OBJECTIVE 1
In the data listing, rewrite the lines from the line with "- toc-item[interactable]: king" to the line with "- calendar-icon[interactable]: [8, 617, 24, 631]", changing "Re-launching" to "Relaunching" and keeping everything else the same.

TEXT EXCERPT
(begin)

Here’s a secret some craft-beer enthusiasts already know: Some of the best beer in Maryland is brewed in the small Eastern Shore town of Berlin, population less than 5,000.
It’s Burley Oak Brewing Company, founded by Essex native Bryan Brushmiller, who moved to Berlin when he was 17. What began in 2009 as a homebrewing hobby for a recently laid-off Brushmiller has blossomed into a forward-thinking craft-beer company with 16 employees and a number of fans across the Mid-Atlantic region.
In the process, Burley Oak has played a significant role in driving out-of-towners to Berlin and bolstered the town’s reputation as a hip destination. (Two years ago, readers of Budget Travel magazine voted Berlin "Coolest Small Town in America.")
On Friday, Burley Oak will hold a five-year anniversary party from 11 a.m. to 2 a.m. at its taproom. Limited rare beers will be available for purchase, along with live music and food from Rosenfeld’s Food Truck and Swell at Urban Nectar. The party will also introduce visitors to Burley Oak’s recently finished Funk Factory, a 3,000-square-foot storage building that will allow the company to really experiment, Brushmiller said.
That’s the spirit of Burley Oak: Experimentation. There’s no flagship beer they constantly crank out; instead, they’re brewing a new beer once a week. Locally, they were years ahead of the current sour-beer trend, and the additional space of the Funk Factory will allow Burley Oak even more avenues of exploration. They even make their own cold-brew coffee and handcrafted sodas for the teetotalers.
For Brushmiller, Friday’s celebration is a community-focused respite, a time to reflect on how far the company has come. It’s even more notable since he did it without outside investors, which is still the case.
“It’s pretty cool. No one gets to tell me what to brew,” Brushmiller said, laughing.
Reached by phone this morning, Brushmiller, 39, took a break from preparing for the party to discuss what’s changed, what hasn’t and what’s to come for Burley Oak. This conversation has been edited and condensed.
How much has the company grown since 2011?
We’ve grown a lot, but we really haven’t really grown that much, if that makes sense. We’re up to 16 employees now, but we’re still probably the smallest production brewery in Maryland. We’re definitely one of the smallest around, and we’re definitely the smallest for being open for five years.
To give you an idea, there’s breweries that have been open for two years that are doing close to 10,000 barrels of beer [per year] — a barrel of beer being 31 gallons of actual liquid production. We’re still sitting around 2,000 barrels.

(end)

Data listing
(begin)

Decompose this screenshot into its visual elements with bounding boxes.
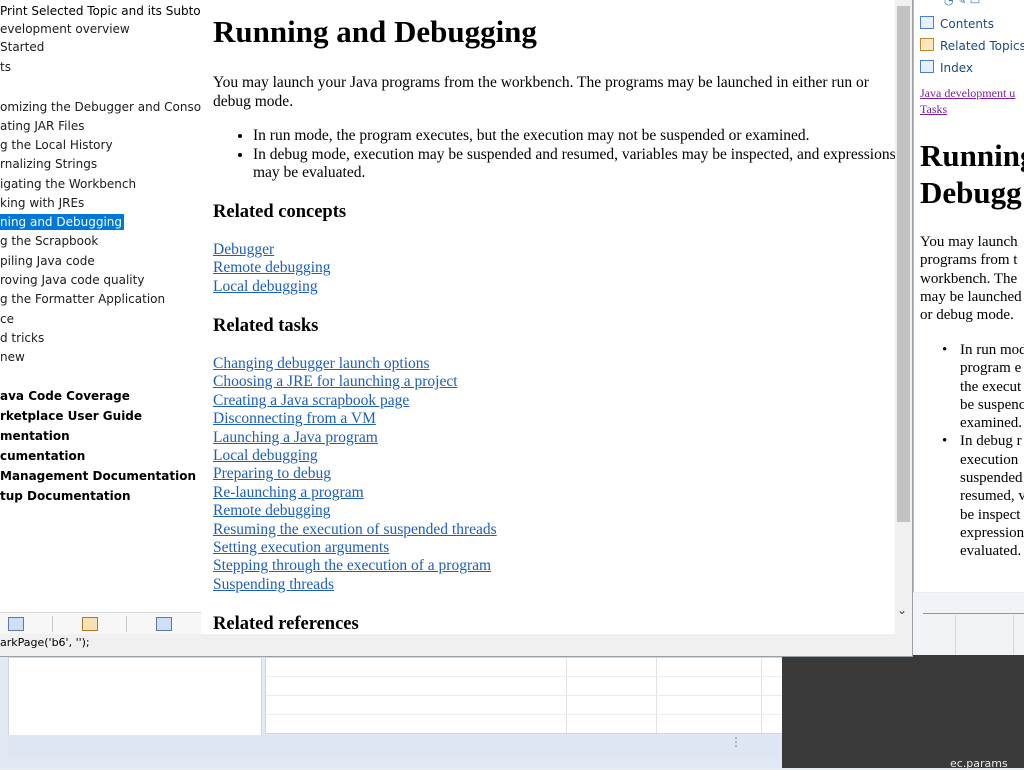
- toc-item[interactable]: king with JREs: [0, 195, 84, 211]
- contents-icon: [920, 16, 934, 29]
- toc-item[interactable]: Started: [0, 39, 44, 55]
- related-concepts-links: Debugger Remote debugging Local debuggin…: [213, 241, 331, 296]
- task-link[interactable]: Creating a Java scrapbook page: [213, 392, 497, 410]
- concept-link[interactable]: Debugger: [213, 241, 331, 259]
- toc-book[interactable]: tup Documentation: [0, 488, 131, 504]
- breadcrumb-link[interactable]: Tasks: [920, 101, 1015, 117]
- toc-item[interactable]: g the Scrapbook: [0, 233, 98, 249]
- intro-paragraph: You may launch your Java programs from t…: [213, 74, 869, 110]
- related-topics-icon: [920, 38, 934, 51]
- toc-item[interactable]: piling Java code: [0, 253, 95, 269]
- list-item: In debug mode, execution may be suspende…: [253, 146, 895, 183]
- toc-item[interactable]: g the Formatter Application: [0, 291, 165, 307]
- book-icon[interactable]: [156, 617, 172, 631]
- related-tasks-heading: Related tasks: [213, 316, 319, 336]
- list-item: In debug r execution suspended resumed, …: [942, 432, 1024, 560]
- task-link[interactable]: Re-launching a program: [213, 484, 497, 502]
- calendar-icon[interactable]: [8, 617, 24, 631]
- concept-link[interactable]: Local debugging: [213, 278, 331, 296]
- status-line: arkPage('b6', '');: [0, 636, 90, 649]
- page-title: Running and Debugging: [213, 14, 537, 49]
- toc-item[interactable]: evelopment overview: [0, 21, 130, 37]
- toc-book[interactable]: Management Documentation: [0, 468, 196, 484]
- bookmark-pen-icon[interactable]: [82, 617, 98, 631]
- task-link[interactable]: Changing debugger launch options: [213, 355, 497, 373]
- related-concepts-heading: Related concepts: [213, 202, 347, 222]
- tab-related-topics[interactable]: Related Topics: [920, 38, 1024, 53]
- help-side-view: ◔ ✎ ▭ Contents Related Topics Index Java…: [913, 0, 1024, 592]
- task-link[interactable]: Setting execution arguments: [213, 539, 497, 557]
- toc-item-selected[interactable]: ning and Debugging: [0, 214, 125, 230]
- task-link[interactable]: Stepping through the execution of a prog…: [213, 557, 497, 575]
- toc-book[interactable]: ava Code Coverage: [0, 388, 130, 404]
- side-toolbar-icons[interactable]: ◔ ✎ ▭: [944, 0, 980, 7]
- toc-item[interactable]: ce: [0, 311, 14, 327]
- task-link[interactable]: Preparing to debug: [213, 465, 497, 483]
- task-link[interactable]: Suspending threads: [213, 576, 497, 594]
- list-item: In run mod program e the execut be suspe…: [942, 341, 1024, 432]
- task-link[interactable]: Local debugging: [213, 447, 497, 465]
- background-editor-label: ec.params: [950, 757, 1008, 770]
- tab-contents[interactable]: Contents: [920, 16, 994, 31]
- task-link[interactable]: Disconnecting from a VM: [213, 410, 497, 428]
- related-tasks-links: Changing debugger launch options Choosin…: [213, 355, 497, 594]
- toolbar-separator: [126, 616, 127, 632]
- task-link[interactable]: Remote debugging: [213, 502, 497, 520]
- background-editor: [782, 655, 1024, 768]
- toc-book[interactable]: cumentation: [0, 448, 85, 464]
- toc-item[interactable]: new: [0, 349, 25, 365]
- toc-item[interactable]: igating the Workbench: [0, 176, 136, 192]
- breadcrumb-link[interactable]: Java development u: [920, 85, 1015, 101]
- tab-index[interactable]: Index: [920, 60, 973, 75]
- task-link[interactable]: Launching a Java program: [213, 429, 497, 447]
- topic-content: Running and Debugging You may launch you…: [201, 0, 895, 634]
- toc-item[interactable]: roving Java code quality: [0, 272, 144, 288]
- toc-item[interactable]: g the Local History: [0, 137, 113, 153]
- side-page-title: Running Debugg: [920, 138, 1024, 210]
- toc-pane: Print Selected Topic and its Subtopics e…: [0, 0, 202, 634]
- mode-list: In run mode, the program executes, but t…: [213, 127, 895, 183]
- chevron-down-icon[interactable]: ⌄: [897, 603, 907, 617]
- toc-toolbar: [0, 612, 201, 634]
- content-scrollbar[interactable]: ⌄: [895, 0, 912, 634]
- toc-book[interactable]: rketplace User Guide: [0, 408, 142, 424]
- scrollbar-thumb[interactable]: [897, 6, 910, 522]
- task-link[interactable]: Resuming the execution of suspended thre…: [213, 521, 497, 539]
- list-item: In run mode, the program executes, but t…: [253, 127, 895, 146]
- drag-handle-icon[interactable]: ⋮: [730, 736, 742, 748]
- toc-item[interactable]: ts: [0, 59, 11, 75]
- toc-item[interactable]: ating JAR Files: [0, 118, 84, 134]
- toc-item[interactable]: d tricks: [0, 330, 44, 346]
- toc-book[interactable]: mentation: [0, 428, 70, 444]
- toolbar-separator: [52, 616, 53, 632]
- help-window: Print Selected Topic and its Subtopics e…: [0, 0, 913, 657]
- toc-item[interactable]: omizing the Debugger and Console: [0, 99, 201, 115]
- related-references-heading: Related references: [213, 614, 359, 634]
- side-lower-panel: [913, 593, 1024, 655]
- task-link[interactable]: Choosing a JRE for launching a project: [213, 373, 497, 391]
- side-intro-paragraph: You may launch programs from t workbench…: [920, 234, 1022, 324]
- toc-item[interactable]: rnalizing Strings: [0, 156, 97, 172]
- index-icon: [920, 60, 934, 73]
- concept-link[interactable]: Remote debugging: [213, 259, 331, 277]
- breadcrumb: Java development u Tasks: [920, 85, 1015, 117]
- side-mode-list: In run mod program e the execut be suspe…: [942, 341, 1024, 561]
- print-topic-menu-item[interactable]: Print Selected Topic and its Subtopics: [0, 4, 201, 18]
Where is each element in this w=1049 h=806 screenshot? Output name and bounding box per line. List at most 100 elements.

(end)

OBJECTIVE 2
List every geographic place named in the article about Burley Oak Brewing Company.

RIGHT ANSWER 1
- toc-item[interactable]: king with JREs: [0, 195, 84, 211]
- contents-icon: [920, 16, 934, 29]
- toc-item[interactable]: Started: [0, 39, 44, 55]
- related-concepts-links: Debugger Remote debugging Local debuggin…: [213, 241, 331, 296]
- task-link[interactable]: Creating a Java scrapbook page: [213, 392, 497, 410]
- concept-link[interactable]: Debugger: [213, 241, 331, 259]
- toc-book[interactable]: tup Documentation: [0, 488, 131, 504]
- breadcrumb-link[interactable]: Tasks: [920, 101, 1015, 117]
- toc-item[interactable]: g the Scrapbook: [0, 233, 98, 249]
- intro-paragraph: You may launch your Java programs from t…: [213, 74, 869, 110]
- related-topics-icon: [920, 38, 934, 51]
- toc-item[interactable]: piling Java code: [0, 253, 95, 269]
- list-item: In debug mode, execution may be suspende…: [253, 146, 895, 183]
- toc-item[interactable]: g the Formatter Application: [0, 291, 165, 307]
- book-icon[interactable]: [156, 617, 172, 631]
- related-tasks-heading: Related tasks: [213, 316, 319, 336]
- list-item: In debug r execution suspended resumed, …: [942, 432, 1024, 560]
- task-link[interactable]: Relaunching a program: [213, 484, 497, 502]
- calendar-icon[interactable]: [8, 617, 24, 631]

RIGHT ANSWER 2
Maryland, the Eastern Shore, Berlin, Essex, the Mid-Atlantic region, America